Do this:
What is the number of lines containing the string "plain"? Answer with the number only.

Provided data:
+++++
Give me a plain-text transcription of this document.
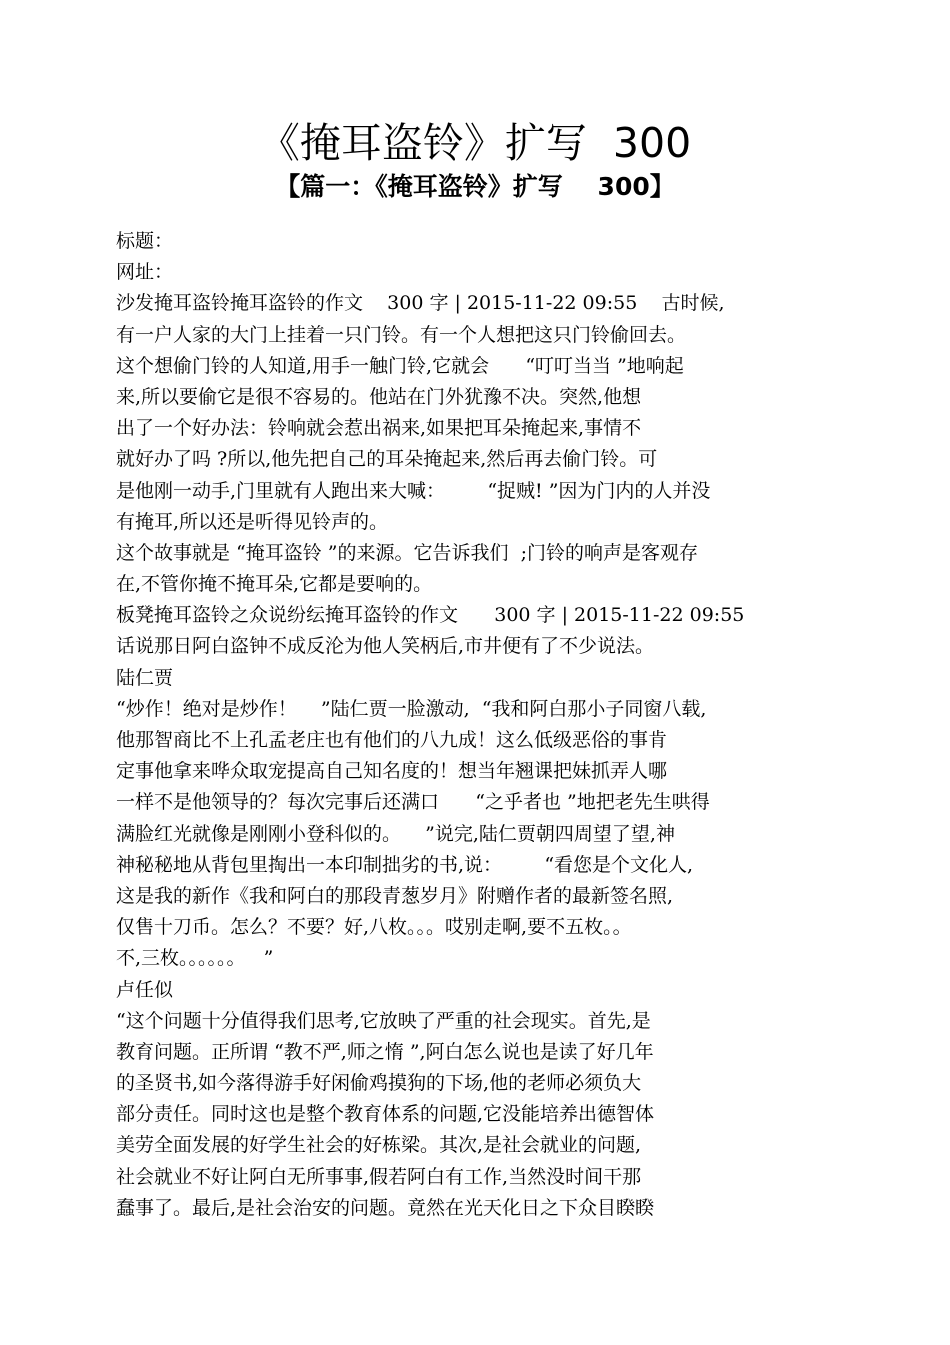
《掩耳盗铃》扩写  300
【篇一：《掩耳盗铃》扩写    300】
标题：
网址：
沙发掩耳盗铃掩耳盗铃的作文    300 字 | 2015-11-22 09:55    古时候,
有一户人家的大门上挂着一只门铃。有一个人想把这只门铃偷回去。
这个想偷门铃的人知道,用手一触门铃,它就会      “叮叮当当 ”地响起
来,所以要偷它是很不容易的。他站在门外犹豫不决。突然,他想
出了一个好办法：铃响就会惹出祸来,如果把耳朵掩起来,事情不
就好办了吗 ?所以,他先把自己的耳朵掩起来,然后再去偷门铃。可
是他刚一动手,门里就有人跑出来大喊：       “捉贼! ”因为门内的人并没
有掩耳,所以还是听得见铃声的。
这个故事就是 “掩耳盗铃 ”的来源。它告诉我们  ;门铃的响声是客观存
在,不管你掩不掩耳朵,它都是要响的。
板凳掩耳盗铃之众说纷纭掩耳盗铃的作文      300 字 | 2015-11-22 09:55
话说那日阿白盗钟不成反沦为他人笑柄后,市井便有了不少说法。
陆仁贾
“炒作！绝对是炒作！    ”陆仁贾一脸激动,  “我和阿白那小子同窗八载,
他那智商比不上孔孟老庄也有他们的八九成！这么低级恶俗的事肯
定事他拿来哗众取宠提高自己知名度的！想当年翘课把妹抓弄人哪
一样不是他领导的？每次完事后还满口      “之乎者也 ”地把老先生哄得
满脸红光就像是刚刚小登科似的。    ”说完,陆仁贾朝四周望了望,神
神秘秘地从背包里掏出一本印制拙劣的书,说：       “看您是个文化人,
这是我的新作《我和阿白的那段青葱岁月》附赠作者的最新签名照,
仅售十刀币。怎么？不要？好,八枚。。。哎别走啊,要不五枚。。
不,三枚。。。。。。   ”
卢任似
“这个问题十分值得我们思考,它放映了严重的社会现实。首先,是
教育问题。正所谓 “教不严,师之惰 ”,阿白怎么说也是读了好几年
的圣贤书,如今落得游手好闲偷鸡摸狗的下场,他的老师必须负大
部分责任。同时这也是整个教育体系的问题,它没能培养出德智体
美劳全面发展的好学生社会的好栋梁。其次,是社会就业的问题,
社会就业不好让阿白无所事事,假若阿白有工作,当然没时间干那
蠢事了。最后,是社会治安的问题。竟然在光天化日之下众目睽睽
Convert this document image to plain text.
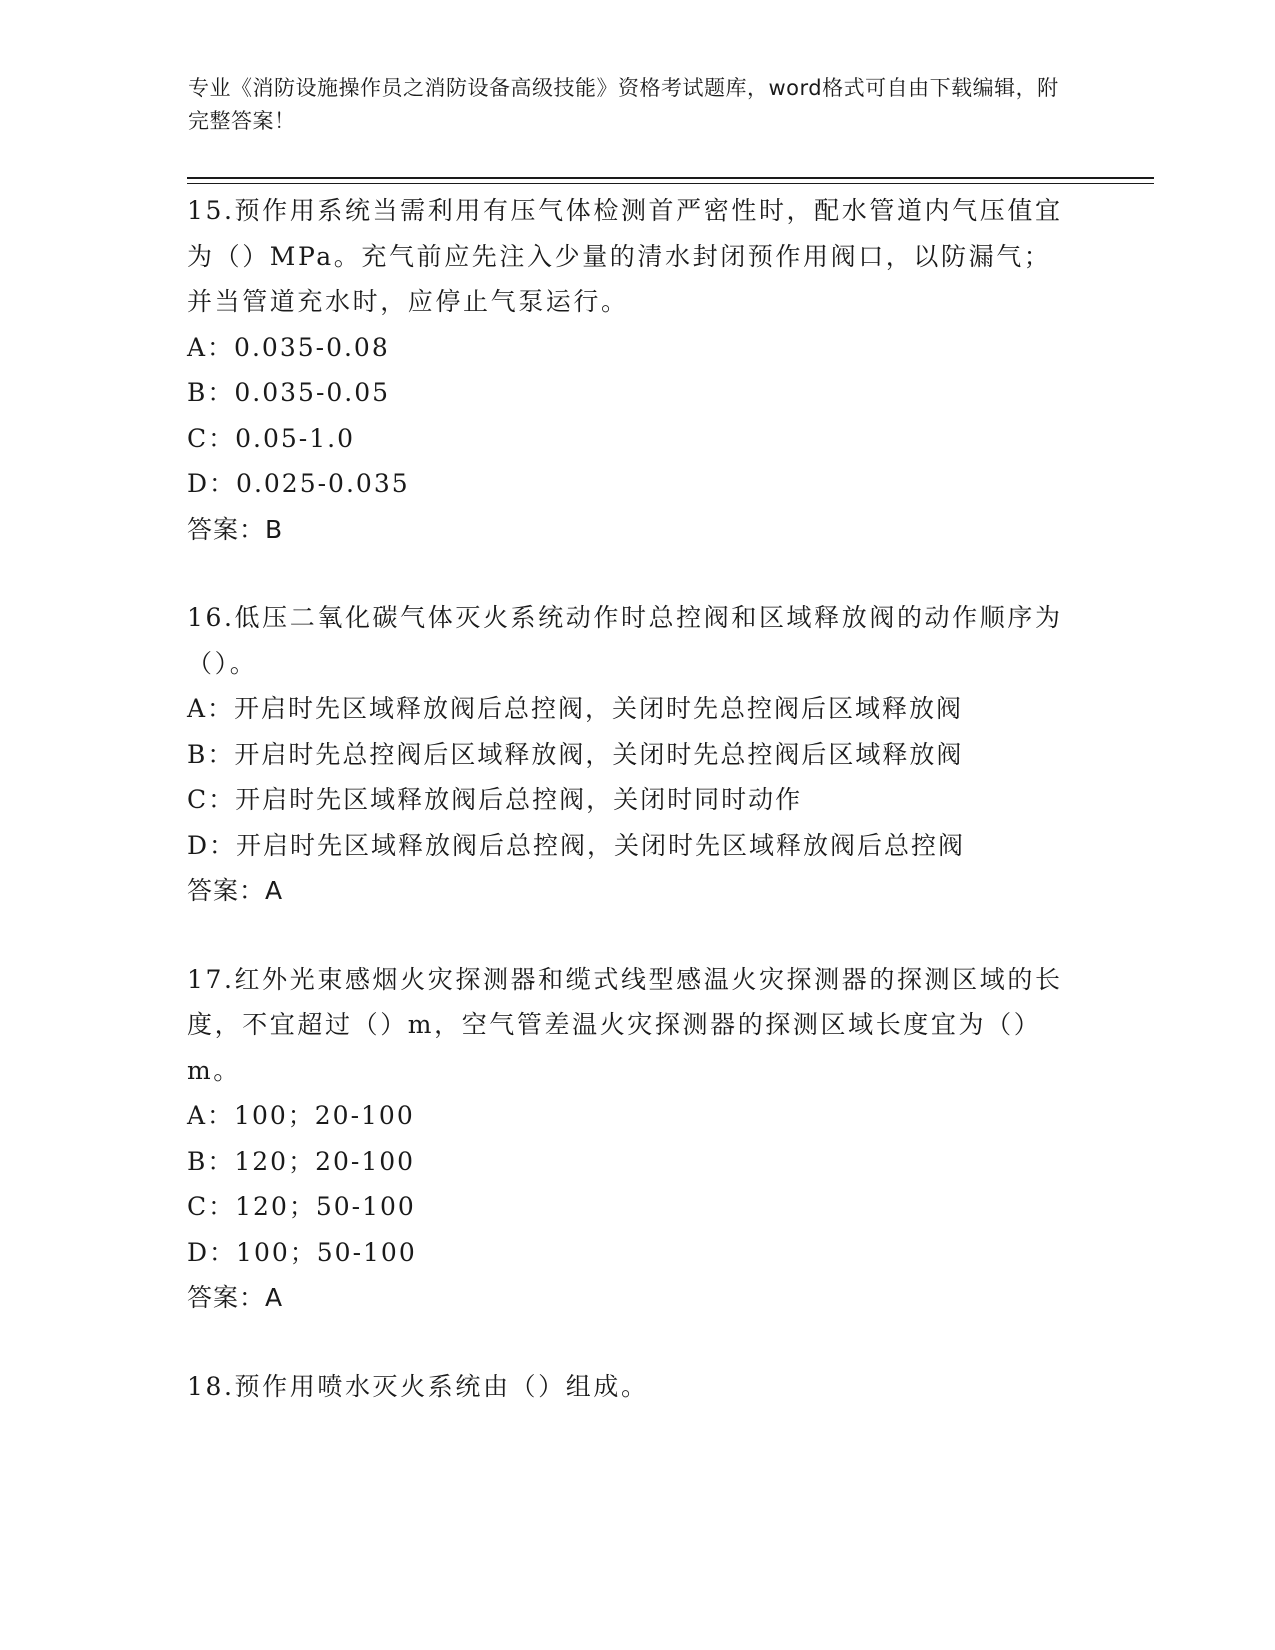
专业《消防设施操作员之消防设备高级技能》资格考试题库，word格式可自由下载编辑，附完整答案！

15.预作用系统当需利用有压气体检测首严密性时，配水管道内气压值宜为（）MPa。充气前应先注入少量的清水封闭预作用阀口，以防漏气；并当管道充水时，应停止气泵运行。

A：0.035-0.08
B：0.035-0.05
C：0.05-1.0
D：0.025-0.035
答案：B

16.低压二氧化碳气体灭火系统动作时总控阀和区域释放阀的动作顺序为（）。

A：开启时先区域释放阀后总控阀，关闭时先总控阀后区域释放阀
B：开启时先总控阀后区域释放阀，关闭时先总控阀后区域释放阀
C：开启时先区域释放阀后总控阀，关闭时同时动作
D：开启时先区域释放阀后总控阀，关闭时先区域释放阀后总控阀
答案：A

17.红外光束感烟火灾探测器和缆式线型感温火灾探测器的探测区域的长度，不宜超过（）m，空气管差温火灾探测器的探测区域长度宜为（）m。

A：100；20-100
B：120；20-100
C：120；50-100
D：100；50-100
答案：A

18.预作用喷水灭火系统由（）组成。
+++++
Task solution:
2